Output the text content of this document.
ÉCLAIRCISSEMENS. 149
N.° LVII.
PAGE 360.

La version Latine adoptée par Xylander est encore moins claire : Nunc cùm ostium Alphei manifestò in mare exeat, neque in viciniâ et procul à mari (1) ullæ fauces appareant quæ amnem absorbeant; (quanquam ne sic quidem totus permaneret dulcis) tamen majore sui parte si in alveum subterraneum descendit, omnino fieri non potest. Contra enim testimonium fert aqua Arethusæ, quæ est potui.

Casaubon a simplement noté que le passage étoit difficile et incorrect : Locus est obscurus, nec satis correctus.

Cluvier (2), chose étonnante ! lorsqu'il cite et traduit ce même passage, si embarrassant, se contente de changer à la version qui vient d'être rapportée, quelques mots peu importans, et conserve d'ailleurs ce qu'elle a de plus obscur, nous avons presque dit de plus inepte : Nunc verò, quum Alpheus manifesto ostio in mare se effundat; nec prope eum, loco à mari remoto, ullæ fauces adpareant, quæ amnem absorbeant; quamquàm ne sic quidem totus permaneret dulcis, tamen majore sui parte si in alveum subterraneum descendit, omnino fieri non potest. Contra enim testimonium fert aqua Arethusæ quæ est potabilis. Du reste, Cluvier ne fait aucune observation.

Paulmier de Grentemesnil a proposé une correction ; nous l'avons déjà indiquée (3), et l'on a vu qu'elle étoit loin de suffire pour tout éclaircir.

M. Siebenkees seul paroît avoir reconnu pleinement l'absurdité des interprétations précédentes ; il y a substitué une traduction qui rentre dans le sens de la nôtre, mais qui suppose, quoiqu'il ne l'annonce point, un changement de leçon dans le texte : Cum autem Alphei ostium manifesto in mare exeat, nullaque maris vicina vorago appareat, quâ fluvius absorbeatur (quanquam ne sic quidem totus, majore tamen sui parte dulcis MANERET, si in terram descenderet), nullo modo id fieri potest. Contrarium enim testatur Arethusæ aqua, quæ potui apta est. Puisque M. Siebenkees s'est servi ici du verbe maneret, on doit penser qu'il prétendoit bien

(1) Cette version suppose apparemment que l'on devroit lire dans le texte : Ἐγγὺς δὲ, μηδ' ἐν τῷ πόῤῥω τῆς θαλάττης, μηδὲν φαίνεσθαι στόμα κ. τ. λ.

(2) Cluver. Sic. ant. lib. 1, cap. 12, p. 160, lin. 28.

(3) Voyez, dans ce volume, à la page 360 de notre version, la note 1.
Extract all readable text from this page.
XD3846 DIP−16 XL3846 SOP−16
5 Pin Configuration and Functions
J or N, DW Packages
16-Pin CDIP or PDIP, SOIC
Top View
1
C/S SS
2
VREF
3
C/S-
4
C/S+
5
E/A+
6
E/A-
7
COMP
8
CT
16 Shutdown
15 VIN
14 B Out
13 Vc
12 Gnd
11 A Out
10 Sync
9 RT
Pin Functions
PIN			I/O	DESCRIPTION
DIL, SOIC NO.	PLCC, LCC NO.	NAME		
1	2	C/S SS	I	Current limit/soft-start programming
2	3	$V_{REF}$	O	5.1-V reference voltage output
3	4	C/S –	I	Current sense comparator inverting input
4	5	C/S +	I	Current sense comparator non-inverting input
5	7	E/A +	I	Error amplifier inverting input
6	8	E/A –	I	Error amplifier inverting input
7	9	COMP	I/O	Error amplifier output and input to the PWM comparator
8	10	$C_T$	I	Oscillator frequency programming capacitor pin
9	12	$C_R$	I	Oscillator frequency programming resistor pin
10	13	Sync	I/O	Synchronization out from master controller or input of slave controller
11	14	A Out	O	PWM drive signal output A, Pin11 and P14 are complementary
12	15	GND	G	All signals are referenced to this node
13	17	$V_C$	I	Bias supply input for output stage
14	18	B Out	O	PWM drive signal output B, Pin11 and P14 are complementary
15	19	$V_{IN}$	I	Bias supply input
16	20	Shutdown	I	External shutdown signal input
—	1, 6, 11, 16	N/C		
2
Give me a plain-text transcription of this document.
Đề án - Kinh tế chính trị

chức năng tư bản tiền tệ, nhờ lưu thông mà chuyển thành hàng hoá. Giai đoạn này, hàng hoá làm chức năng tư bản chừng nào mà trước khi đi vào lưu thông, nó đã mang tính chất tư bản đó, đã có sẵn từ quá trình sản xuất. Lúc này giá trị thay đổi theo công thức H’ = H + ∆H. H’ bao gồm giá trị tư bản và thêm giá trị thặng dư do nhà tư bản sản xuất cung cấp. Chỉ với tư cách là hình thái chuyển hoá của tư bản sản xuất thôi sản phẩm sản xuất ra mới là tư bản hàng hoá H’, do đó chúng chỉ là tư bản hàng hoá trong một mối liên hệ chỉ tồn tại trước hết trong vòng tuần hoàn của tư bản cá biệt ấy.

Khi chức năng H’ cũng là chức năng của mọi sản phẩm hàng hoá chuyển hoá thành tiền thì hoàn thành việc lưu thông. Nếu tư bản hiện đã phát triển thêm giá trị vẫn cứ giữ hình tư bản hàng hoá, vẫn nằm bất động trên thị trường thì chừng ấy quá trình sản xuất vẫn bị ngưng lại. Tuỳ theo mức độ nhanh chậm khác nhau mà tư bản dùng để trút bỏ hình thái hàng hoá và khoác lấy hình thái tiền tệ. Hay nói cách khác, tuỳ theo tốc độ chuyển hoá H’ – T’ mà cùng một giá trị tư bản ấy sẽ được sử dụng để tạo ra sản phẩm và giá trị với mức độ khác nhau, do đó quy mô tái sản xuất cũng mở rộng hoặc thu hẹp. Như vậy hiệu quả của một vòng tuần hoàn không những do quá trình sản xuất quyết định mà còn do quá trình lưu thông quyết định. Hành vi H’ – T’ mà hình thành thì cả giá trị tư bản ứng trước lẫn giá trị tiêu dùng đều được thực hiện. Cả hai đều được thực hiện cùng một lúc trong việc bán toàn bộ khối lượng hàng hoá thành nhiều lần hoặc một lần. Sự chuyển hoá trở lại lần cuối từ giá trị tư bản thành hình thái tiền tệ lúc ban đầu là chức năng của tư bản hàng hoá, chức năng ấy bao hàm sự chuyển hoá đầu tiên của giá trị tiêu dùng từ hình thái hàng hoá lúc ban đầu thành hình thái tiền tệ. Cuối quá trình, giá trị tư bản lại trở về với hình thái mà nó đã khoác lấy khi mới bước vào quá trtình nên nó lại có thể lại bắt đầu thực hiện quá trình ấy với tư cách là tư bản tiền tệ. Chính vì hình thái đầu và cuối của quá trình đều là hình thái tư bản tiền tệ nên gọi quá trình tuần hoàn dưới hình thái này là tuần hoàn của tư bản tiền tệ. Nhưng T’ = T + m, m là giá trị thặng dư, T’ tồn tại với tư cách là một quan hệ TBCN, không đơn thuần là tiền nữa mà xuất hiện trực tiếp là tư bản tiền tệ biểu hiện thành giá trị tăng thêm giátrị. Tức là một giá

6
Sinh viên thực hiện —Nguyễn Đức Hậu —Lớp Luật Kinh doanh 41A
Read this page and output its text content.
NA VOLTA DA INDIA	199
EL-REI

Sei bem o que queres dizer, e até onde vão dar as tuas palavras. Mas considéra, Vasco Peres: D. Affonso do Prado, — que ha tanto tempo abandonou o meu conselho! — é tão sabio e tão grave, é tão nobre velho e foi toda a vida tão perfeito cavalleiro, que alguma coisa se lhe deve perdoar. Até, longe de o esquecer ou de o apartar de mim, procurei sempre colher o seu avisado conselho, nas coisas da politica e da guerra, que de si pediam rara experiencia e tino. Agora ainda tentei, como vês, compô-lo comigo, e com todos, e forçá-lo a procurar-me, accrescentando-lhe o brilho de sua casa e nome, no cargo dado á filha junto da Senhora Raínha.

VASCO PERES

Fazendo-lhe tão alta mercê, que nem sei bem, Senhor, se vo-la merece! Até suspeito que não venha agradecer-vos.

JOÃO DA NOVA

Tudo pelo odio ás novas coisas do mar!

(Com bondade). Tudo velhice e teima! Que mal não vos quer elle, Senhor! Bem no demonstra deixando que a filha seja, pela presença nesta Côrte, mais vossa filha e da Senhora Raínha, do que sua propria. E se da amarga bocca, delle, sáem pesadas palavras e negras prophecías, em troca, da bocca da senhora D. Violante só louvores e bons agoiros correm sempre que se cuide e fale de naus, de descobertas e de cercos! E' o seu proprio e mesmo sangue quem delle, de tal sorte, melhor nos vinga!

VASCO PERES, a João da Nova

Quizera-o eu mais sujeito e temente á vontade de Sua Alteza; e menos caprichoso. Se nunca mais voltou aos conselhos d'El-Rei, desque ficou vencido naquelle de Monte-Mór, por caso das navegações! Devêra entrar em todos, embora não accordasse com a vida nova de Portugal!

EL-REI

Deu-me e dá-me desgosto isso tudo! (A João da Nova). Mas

= = =

Within the material above, find the lines that contain the word "programming"; copy them.

1	2	C/S SS	I	Current limit/soft-start programming
8	10	$C_T$	I	Oscillator frequency programming capacitor pin
9	12	$C_R$	I	Oscillator frequency programming resistor pin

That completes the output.